Collect all lines below with the string "Activity".

[Start]

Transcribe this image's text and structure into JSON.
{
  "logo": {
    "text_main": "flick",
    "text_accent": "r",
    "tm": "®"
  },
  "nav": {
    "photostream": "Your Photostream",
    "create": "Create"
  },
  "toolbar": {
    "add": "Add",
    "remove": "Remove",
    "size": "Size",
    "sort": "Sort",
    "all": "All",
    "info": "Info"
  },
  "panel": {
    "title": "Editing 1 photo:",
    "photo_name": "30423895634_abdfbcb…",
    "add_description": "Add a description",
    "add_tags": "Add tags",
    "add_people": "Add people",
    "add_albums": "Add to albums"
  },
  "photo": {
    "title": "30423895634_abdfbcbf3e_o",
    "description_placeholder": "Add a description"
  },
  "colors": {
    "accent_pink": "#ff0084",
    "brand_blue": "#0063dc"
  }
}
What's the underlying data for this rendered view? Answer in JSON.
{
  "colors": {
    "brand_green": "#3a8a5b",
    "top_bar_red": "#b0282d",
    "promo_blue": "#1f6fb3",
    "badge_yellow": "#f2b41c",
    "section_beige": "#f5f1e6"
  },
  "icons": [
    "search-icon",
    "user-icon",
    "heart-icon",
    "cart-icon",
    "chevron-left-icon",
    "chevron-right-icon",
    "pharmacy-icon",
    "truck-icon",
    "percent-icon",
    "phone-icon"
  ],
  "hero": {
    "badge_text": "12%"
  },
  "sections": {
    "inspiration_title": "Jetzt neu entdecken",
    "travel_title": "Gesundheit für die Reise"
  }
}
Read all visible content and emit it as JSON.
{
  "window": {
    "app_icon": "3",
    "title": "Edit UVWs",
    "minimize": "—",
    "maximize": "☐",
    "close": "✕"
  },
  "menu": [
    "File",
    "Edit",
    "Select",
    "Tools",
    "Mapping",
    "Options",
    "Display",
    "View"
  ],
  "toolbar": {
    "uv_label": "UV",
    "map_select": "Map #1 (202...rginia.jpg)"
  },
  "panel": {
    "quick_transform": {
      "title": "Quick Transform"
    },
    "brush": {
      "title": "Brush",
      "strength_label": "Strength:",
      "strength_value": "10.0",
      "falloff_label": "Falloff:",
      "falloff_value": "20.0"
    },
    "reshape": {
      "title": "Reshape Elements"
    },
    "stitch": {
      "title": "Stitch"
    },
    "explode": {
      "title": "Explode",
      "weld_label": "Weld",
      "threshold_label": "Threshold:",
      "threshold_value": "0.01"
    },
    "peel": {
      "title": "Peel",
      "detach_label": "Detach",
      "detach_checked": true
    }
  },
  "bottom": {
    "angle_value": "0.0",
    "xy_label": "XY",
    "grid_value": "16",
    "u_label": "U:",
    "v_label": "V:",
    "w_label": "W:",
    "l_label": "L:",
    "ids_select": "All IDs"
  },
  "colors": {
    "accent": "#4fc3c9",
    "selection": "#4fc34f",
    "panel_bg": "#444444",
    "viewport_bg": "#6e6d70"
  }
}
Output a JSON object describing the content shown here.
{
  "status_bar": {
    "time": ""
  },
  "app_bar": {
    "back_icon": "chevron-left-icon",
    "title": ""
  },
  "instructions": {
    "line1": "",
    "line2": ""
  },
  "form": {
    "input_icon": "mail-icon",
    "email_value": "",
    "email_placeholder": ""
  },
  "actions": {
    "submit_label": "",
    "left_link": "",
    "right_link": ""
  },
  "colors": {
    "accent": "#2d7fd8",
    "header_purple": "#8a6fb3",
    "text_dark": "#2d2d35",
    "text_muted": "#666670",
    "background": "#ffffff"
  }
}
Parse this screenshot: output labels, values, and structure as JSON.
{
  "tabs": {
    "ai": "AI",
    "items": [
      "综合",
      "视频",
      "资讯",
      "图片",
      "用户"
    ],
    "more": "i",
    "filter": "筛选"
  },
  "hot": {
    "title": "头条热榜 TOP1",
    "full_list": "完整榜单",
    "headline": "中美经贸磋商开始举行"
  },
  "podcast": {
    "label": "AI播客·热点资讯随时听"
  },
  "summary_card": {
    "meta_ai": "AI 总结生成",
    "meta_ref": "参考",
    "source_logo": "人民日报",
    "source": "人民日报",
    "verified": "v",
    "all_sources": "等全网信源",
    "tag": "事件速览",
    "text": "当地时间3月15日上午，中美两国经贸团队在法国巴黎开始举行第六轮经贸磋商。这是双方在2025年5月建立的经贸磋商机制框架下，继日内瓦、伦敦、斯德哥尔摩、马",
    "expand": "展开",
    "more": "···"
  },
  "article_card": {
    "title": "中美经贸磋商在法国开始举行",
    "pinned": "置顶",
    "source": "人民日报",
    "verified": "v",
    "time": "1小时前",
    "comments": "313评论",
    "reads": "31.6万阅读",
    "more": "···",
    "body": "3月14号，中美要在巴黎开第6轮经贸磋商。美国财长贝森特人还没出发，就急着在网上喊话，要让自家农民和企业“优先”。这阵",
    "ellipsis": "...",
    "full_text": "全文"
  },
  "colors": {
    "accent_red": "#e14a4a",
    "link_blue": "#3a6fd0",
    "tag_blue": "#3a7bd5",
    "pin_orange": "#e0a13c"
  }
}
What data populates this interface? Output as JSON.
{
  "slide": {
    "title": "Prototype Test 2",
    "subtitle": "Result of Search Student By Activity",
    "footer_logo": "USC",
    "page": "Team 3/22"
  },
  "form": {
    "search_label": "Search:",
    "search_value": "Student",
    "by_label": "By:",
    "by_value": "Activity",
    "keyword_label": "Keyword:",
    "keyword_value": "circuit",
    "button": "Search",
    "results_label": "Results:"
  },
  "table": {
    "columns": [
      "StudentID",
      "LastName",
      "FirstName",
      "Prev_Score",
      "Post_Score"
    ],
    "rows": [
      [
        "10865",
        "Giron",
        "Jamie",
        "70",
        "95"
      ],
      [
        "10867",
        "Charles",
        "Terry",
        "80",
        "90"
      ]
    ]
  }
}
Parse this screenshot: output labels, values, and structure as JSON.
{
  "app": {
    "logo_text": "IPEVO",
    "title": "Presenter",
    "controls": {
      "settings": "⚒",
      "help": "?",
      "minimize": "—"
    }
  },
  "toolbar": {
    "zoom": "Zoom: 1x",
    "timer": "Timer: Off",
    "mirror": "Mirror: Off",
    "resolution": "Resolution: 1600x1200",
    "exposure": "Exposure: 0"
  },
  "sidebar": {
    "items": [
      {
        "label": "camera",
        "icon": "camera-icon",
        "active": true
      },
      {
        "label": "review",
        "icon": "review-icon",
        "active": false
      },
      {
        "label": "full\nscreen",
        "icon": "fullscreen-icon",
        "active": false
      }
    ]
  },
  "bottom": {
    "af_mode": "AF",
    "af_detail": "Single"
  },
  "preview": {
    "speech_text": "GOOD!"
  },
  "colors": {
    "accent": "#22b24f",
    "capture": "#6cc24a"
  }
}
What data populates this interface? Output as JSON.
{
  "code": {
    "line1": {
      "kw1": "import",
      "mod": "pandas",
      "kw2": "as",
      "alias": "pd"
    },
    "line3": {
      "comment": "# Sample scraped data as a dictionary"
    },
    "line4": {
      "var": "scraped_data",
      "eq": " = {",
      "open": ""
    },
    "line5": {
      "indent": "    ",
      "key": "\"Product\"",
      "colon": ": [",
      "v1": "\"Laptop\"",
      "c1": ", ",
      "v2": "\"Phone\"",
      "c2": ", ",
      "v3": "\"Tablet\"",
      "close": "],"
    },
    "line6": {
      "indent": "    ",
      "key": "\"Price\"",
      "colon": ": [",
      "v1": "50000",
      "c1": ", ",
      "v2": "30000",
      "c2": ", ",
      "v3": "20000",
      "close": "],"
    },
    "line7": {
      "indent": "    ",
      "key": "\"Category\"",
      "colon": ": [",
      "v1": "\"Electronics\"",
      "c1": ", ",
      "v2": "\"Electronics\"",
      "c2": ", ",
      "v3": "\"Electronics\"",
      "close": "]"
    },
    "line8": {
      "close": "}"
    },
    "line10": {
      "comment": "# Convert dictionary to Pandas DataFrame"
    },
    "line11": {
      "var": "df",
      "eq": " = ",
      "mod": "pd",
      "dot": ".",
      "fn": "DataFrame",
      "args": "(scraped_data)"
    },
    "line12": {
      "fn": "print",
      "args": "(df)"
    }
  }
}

[End]

◆ TASK OUTPUT:
    "subtitle": "Result of Search Student By Activity",
    "by_value": "Activity",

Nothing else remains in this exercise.